PROMPT:
Reproduce the listing below in full and without alteration, apart from its pictures.

Dataset entries on figures
__________

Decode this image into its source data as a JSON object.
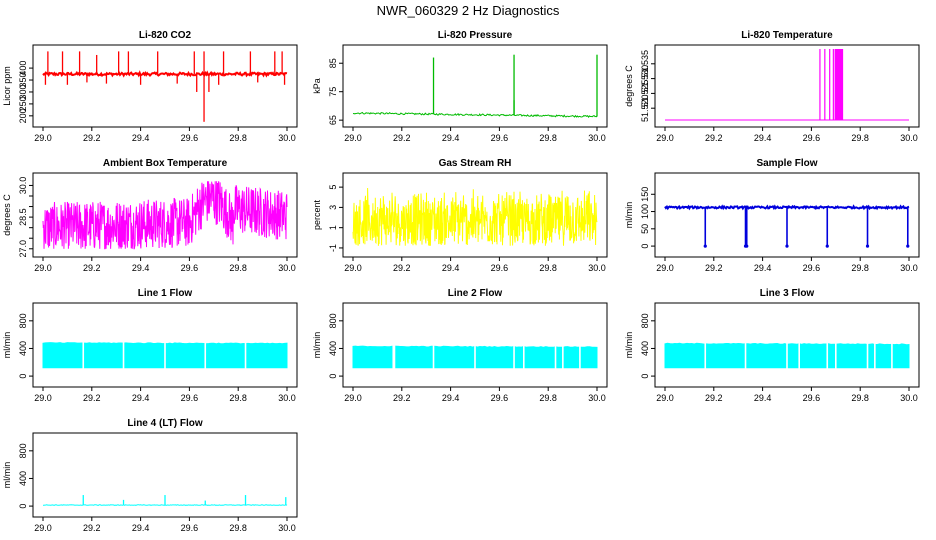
{
  "title": "NWR_060329  2 Hz Diagnostics",
  "chart_data": [
    {
      "id": "co2",
      "type": "line",
      "title": "Li-820 CO2",
      "ylabel": "Licor ppm",
      "color": "#ff0000",
      "xlim": [
        29.0,
        30.0
      ],
      "ylim": [
        170,
        480
      ],
      "xticks": [
        "29.0",
        "29.2",
        "29.4",
        "29.6",
        "29.8",
        "30.0"
      ],
      "yticks": [
        200,
        250,
        300,
        350,
        400
      ],
      "baseline": 375,
      "noise": 6,
      "spikes_up": [
        [
          29.02,
          470
        ],
        [
          29.08,
          470
        ],
        [
          29.15,
          470
        ],
        [
          29.22,
          455
        ],
        [
          29.31,
          470
        ],
        [
          29.35,
          470
        ],
        [
          29.47,
          470
        ],
        [
          29.62,
          470
        ],
        [
          29.66,
          470
        ],
        [
          29.74,
          470
        ],
        [
          29.85,
          470
        ],
        [
          29.95,
          470
        ],
        [
          29.98,
          470
        ]
      ],
      "spikes_down": [
        [
          29.01,
          330
        ],
        [
          29.1,
          330
        ],
        [
          29.18,
          340
        ],
        [
          29.26,
          335
        ],
        [
          29.4,
          330
        ],
        [
          29.55,
          335
        ],
        [
          29.63,
          300
        ],
        [
          29.66,
          175
        ],
        [
          29.68,
          300
        ],
        [
          29.72,
          330
        ],
        [
          29.88,
          340
        ],
        [
          29.99,
          330
        ]
      ]
    },
    {
      "id": "press",
      "type": "line",
      "title": "Li-820 Pressure",
      "ylabel": "kPa",
      "color": "#00bb00",
      "xlim": [
        29.0,
        30.0
      ],
      "ylim": [
        64,
        90
      ],
      "xticks": [
        "29.0",
        "29.2",
        "29.4",
        "29.6",
        "29.8",
        "30.0"
      ],
      "yticks": [
        65,
        75,
        85
      ],
      "start": 67.5,
      "end": 66.3,
      "noise": 0.3,
      "spikes_up": [
        [
          29.33,
          87
        ],
        [
          29.66,
          88
        ],
        [
          29.66,
          72
        ],
        [
          30.0,
          88
        ]
      ],
      "spikes_down": []
    },
    {
      "id": "temp",
      "type": "line",
      "title": "Li-820 Temperature",
      "ylabel": "degrees C",
      "color": "#ff00ff",
      "xlim": [
        29.0,
        30.0
      ],
      "ylim": [
        51.515,
        51.54
      ],
      "xticks": [
        "29.0",
        "29.2",
        "29.4",
        "29.6",
        "29.8",
        "30.0"
      ],
      "yticks": [
        51.52,
        51.525,
        51.53,
        51.535
      ],
      "baseline": 51.516,
      "block": [
        29.695,
        29.73
      ],
      "spikes_up": [
        [
          29.635,
          51.54
        ],
        [
          29.655,
          51.54
        ],
        [
          29.675,
          51.54
        ],
        [
          29.69,
          51.54
        ]
      ],
      "spikes_down": []
    },
    {
      "id": "box",
      "type": "line",
      "title": "Ambient Box Temperature",
      "ylabel": "degrees C",
      "color": "#ff00ff",
      "xlim": [
        29.0,
        30.0
      ],
      "ylim": [
        26.8,
        30.4
      ],
      "xticks": [
        "29.0",
        "29.2",
        "29.4",
        "29.6",
        "29.8",
        "30.0"
      ],
      "yticks": [
        27.0,
        28.5,
        30.0
      ],
      "yminor": [
        27.0,
        27.5,
        28.0,
        28.5,
        29.0,
        29.5,
        30.0
      ],
      "band": "box"
    },
    {
      "id": "rh",
      "type": "line",
      "title": "Gas Stream RH",
      "ylabel": "percent",
      "color": "#ffff00",
      "xlim": [
        29.0,
        30.0
      ],
      "ylim": [
        -1.5,
        6.0
      ],
      "xticks": [
        "29.0",
        "29.2",
        "29.4",
        "29.6",
        "29.8",
        "30.0"
      ],
      "yticks": [
        -1,
        1,
        3,
        5
      ],
      "band": "rh"
    },
    {
      "id": "sample",
      "type": "line",
      "title": "Sample Flow",
      "ylabel": "ml/min",
      "color": "#0000dd",
      "xlim": [
        29.0,
        30.0
      ],
      "ylim": [
        -20,
        200
      ],
      "xticks": [
        "29.0",
        "29.2",
        "29.4",
        "29.6",
        "29.8",
        "30.0"
      ],
      "yticks": [
        0,
        50,
        100,
        150
      ],
      "baseline": 112,
      "noise": 3,
      "dips": [
        [
          29.165,
          0
        ],
        [
          29.33,
          0
        ],
        [
          29.335,
          0
        ],
        [
          29.5,
          0
        ],
        [
          29.665,
          0
        ],
        [
          29.83,
          0
        ],
        [
          29.995,
          0
        ]
      ]
    },
    {
      "id": "l1",
      "type": "area",
      "title": "Line 1 Flow",
      "ylabel": "ml/min",
      "color": "#00ffff",
      "xlim": [
        29.0,
        30.0
      ],
      "ylim": [
        -100,
        1000
      ],
      "xticks": [
        "29.0",
        "29.2",
        "29.4",
        "29.6",
        "29.8",
        "30.0"
      ],
      "yticks": [
        0,
        400,
        800
      ],
      "low": 120,
      "high": [
        480,
        470
      ],
      "gaps": [
        29.165,
        29.33,
        29.5,
        29.665,
        29.83
      ]
    },
    {
      "id": "l2",
      "type": "area",
      "title": "Line 2 Flow",
      "ylabel": "ml/min",
      "color": "#00ffff",
      "xlim": [
        29.0,
        30.0
      ],
      "ylim": [
        -100,
        1000
      ],
      "xticks": [
        "29.0",
        "29.2",
        "29.4",
        "29.6",
        "29.8",
        "30.0"
      ],
      "yticks": [
        0,
        400,
        800
      ],
      "low": 120,
      "high": [
        430,
        420
      ],
      "gaps": [
        29.165,
        29.17,
        29.33,
        29.5,
        29.66,
        29.7,
        29.83,
        29.86,
        29.93
      ]
    },
    {
      "id": "l3",
      "type": "area",
      "title": "Line 3 Flow",
      "ylabel": "ml/min",
      "color": "#00ffff",
      "xlim": [
        29.0,
        30.0
      ],
      "ylim": [
        -100,
        1000
      ],
      "xticks": [
        "29.0",
        "29.2",
        "29.4",
        "29.6",
        "29.8",
        "30.0"
      ],
      "yticks": [
        0,
        400,
        800
      ],
      "low": 120,
      "high": [
        470,
        460
      ],
      "gaps": [
        29.165,
        29.33,
        29.5,
        29.55,
        29.665,
        29.7,
        29.83,
        29.86,
        29.93
      ]
    },
    {
      "id": "l4",
      "type": "line",
      "title": "Line 4 (LT) Flow",
      "ylabel": "ml/min",
      "color": "#00ffff",
      "xlim": [
        29.0,
        30.0
      ],
      "ylim": [
        -100,
        1000
      ],
      "xticks": [
        "29.0",
        "29.2",
        "29.4",
        "29.6",
        "29.8",
        "30.0"
      ],
      "yticks": [
        0,
        400,
        800
      ],
      "baseline": 15,
      "noise": 4,
      "spikes_up": [
        [
          29.165,
          160
        ],
        [
          29.33,
          90
        ],
        [
          29.5,
          160
        ],
        [
          29.665,
          80
        ],
        [
          29.83,
          160
        ],
        [
          29.995,
          130
        ]
      ],
      "spikes_down": []
    }
  ]
}
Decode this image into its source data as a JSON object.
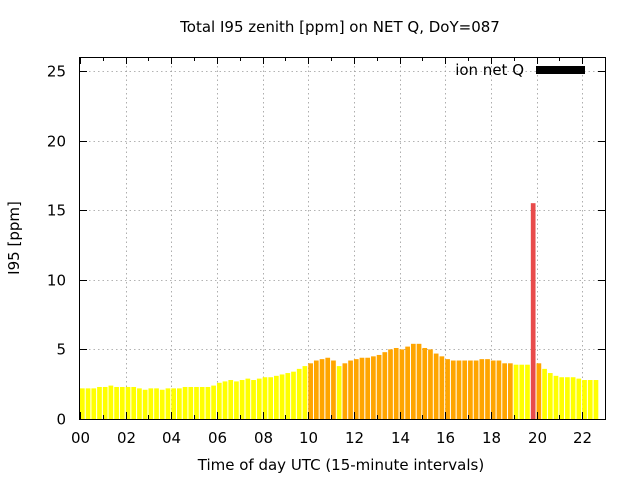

__________

SOLUTION TO THIS PROBLEM:
Decode this image into its source data as a JSON object.
{
  "title": "NWR_060329  2 Hz Diagnostics",
  "chart_data": [
    {
      "id": "co2",
      "type": "line",
      "title": "Li-820 CO2",
      "ylabel": "Licor ppm",
      "color": "#ff0000",
      "xlim": [
        29.0,
        30.0
      ],
      "ylim": [
        170,
        480
      ],
      "xticks": [
        "29.0",
        "29.2",
        "29.4",
        "29.6",
        "29.8",
        "30.0"
      ],
      "yticks": [
        200,
        250,
        300,
        350,
        400
      ],
      "baseline": 375,
      "noise": 6,
      "spikes_up": [
        [
          29.02,
          470
        ],
        [
          29.08,
          470
        ],
        [
          29.15,
          470
        ],
        [
          29.22,
          455
        ],
        [
          29.31,
          470
        ],
        [
          29.35,
          470
        ],
        [
          29.47,
          470
        ],
        [
          29.62,
          470
        ],
        [
          29.66,
          470
        ],
        [
          29.74,
          470
        ],
        [
          29.85,
          470
        ],
        [
          29.95,
          470
        ],
        [
          29.98,
          470
        ]
      ],
      "spikes_down": [
        [
          29.01,
          330
        ],
        [
          29.1,
          330
        ],
        [
          29.18,
          340
        ],
        [
          29.26,
          335
        ],
        [
          29.4,
          330
        ],
        [
          29.55,
          335
        ],
        [
          29.63,
          300
        ],
        [
          29.66,
          175
        ],
        [
          29.68,
          300
        ],
        [
          29.72,
          330
        ],
        [
          29.88,
          340
        ],
        [
          29.99,
          330
        ]
      ]
    },
    {
      "id": "press",
      "type": "line",
      "title": "Li-820 Pressure",
      "ylabel": "kPa",
      "color": "#00bb00",
      "xlim": [
        29.0,
        30.0
      ],
      "ylim": [
        64,
        90
      ],
      "xticks": [
        "29.0",
        "29.2",
        "29.4",
        "29.6",
        "29.8",
        "30.0"
      ],
      "yticks": [
        65,
        75,
        85
      ],
      "start": 67.5,
      "end": 66.3,
      "noise": 0.3,
      "spikes_up": [
        [
          29.33,
          87
        ],
        [
          29.66,
          88
        ],
        [
          29.66,
          72
        ],
        [
          30.0,
          88
        ]
      ],
      "spikes_down": []
    },
    {
      "id": "temp",
      "type": "line",
      "title": "Li-820 Temperature",
      "ylabel": "degrees C",
      "color": "#ff00ff",
      "xlim": [
        29.0,
        30.0
      ],
      "ylim": [
        51.515,
        51.54
      ],
      "xticks": [
        "29.0",
        "29.2",
        "29.4",
        "29.6",
        "29.8",
        "30.0"
      ],
      "yticks": [
        51.52,
        51.525,
        51.53,
        51.535
      ],
      "baseline": 51.516,
      "block": [
        29.695,
        29.73
      ],
      "spikes_up": [
        [
          29.635,
          51.54
        ],
        [
          29.655,
          51.54
        ],
        [
          29.675,
          51.54
        ],
        [
          29.69,
          51.54
        ]
      ],
      "spikes_down": []
    },
    {
      "id": "box",
      "type": "line",
      "title": "Ambient Box Temperature",
      "ylabel": "degrees C",
      "color": "#ff00ff",
      "xlim": [
        29.0,
        30.0
      ],
      "ylim": [
        26.8,
        30.4
      ],
      "xticks": [
        "29.0",
        "29.2",
        "29.4",
        "29.6",
        "29.8",
        "30.0"
      ],
      "yticks": [
        27.0,
        28.5,
        30.0
      ],
      "yminor": [
        27.0,
        27.5,
        28.0,
        28.5,
        29.0,
        29.5,
        30.0
      ],
      "band": "box"
    },
    {
      "id": "rh",
      "type": "line",
      "title": "Gas Stream RH",
      "ylabel": "percent",
      "color": "#ffff00",
      "xlim": [
        29.0,
        30.0
      ],
      "ylim": [
        -1.5,
        6.0
      ],
      "xticks": [
        "29.0",
        "29.2",
        "29.4",
        "29.6",
        "29.8",
        "30.0"
      ],
      "yticks": [
        -1,
        1,
        3,
        5
      ],
      "band": "rh"
    },
    {
      "id": "sample",
      "type": "line",
      "title": "Sample Flow",
      "ylabel": "ml/min",
      "color": "#0000dd",
      "xlim": [
        29.0,
        30.0
      ],
      "ylim": [
        -20,
        200
      ],
      "xticks": [
        "29.0",
        "29.2",
        "29.4",
        "29.6",
        "29.8",
        "30.0"
      ],
      "yticks": [
        0,
        50,
        100,
        150
      ],
      "baseline": 112,
      "noise": 3,
      "dips": [
        [
          29.165,
          0
        ],
        [
          29.33,
          0
        ],
        [
          29.335,
          0
        ],
        [
          29.5,
          0
        ],
        [
          29.665,
          0
        ],
        [
          29.83,
          0
        ],
        [
          29.995,
          0
        ]
      ]
    },
    {
      "id": "l1",
      "type": "area",
      "title": "Line 1 Flow",
      "ylabel": "ml/min",
      "color": "#00ffff",
      "xlim": [
        29.0,
        30.0
      ],
      "ylim": [
        -100,
        1000
      ],
      "xticks": [
        "29.0",
        "29.2",
        "29.4",
        "29.6",
        "29.8",
        "30.0"
      ],
      "yticks": [
        0,
        400,
        800
      ],
      "low": 120,
      "high": [
        480,
        470
      ],
      "gaps": [
        29.165,
        29.33,
        29.5,
        29.665,
        29.83
      ]
    },
    {
      "id": "l2",
      "type": "area",
      "title": "Line 2 Flow",
      "ylabel": "ml/min",
      "color": "#00ffff",
      "xlim": [
        29.0,
        30.0
      ],
      "ylim": [
        -100,
        1000
      ],
      "xticks": [
        "29.0",
        "29.2",
        "29.4",
        "29.6",
        "29.8",
        "30.0"
      ],
      "yticks": [
        0,
        400,
        800
      ],
      "low": 120,
      "high": [
        430,
        420
      ],
      "gaps": [
        29.165,
        29.17,
        29.33,
        29.5,
        29.66,
        29.7,
        29.83,
        29.86,
        29.93
      ]
    },
    {
      "id": "l3",
      "type": "area",
      "title": "Line 3 Flow",
      "ylabel": "ml/min",
      "color": "#00ffff",
      "xlim": [
        29.0,
        30.0
      ],
      "ylim": [
        -100,
        1000
      ],
      "xticks": [
        "29.0",
        "29.2",
        "29.4",
        "29.6",
        "29.8",
        "30.0"
      ],
      "yticks": [
        0,
        400,
        800
      ],
      "low": 120,
      "high": [
        470,
        460
      ],
      "gaps": [
        29.165,
        29.33,
        29.5,
        29.55,
        29.665,
        29.7,
        29.83,
        29.86,
        29.93
      ]
    },
    {
      "id": "l4",
      "type": "line",
      "title": "Line 4 (LT) Flow",
      "ylabel": "ml/min",
      "color": "#00ffff",
      "xlim": [
        29.0,
        30.0
      ],
      "ylim": [
        -100,
        1000
      ],
      "xticks": [
        "29.0",
        "29.2",
        "29.4",
        "29.6",
        "29.8",
        "30.0"
      ],
      "yticks": [
        0,
        400,
        800
      ],
      "baseline": 15,
      "noise": 4,
      "spikes_up": [
        [
          29.165,
          160
        ],
        [
          29.33,
          90
        ],
        [
          29.5,
          160
        ],
        [
          29.665,
          80
        ],
        [
          29.83,
          160
        ],
        [
          29.995,
          130
        ]
      ],
      "spikes_down": []
    }
  ]
}
Decode this image into its source data as a JSON object.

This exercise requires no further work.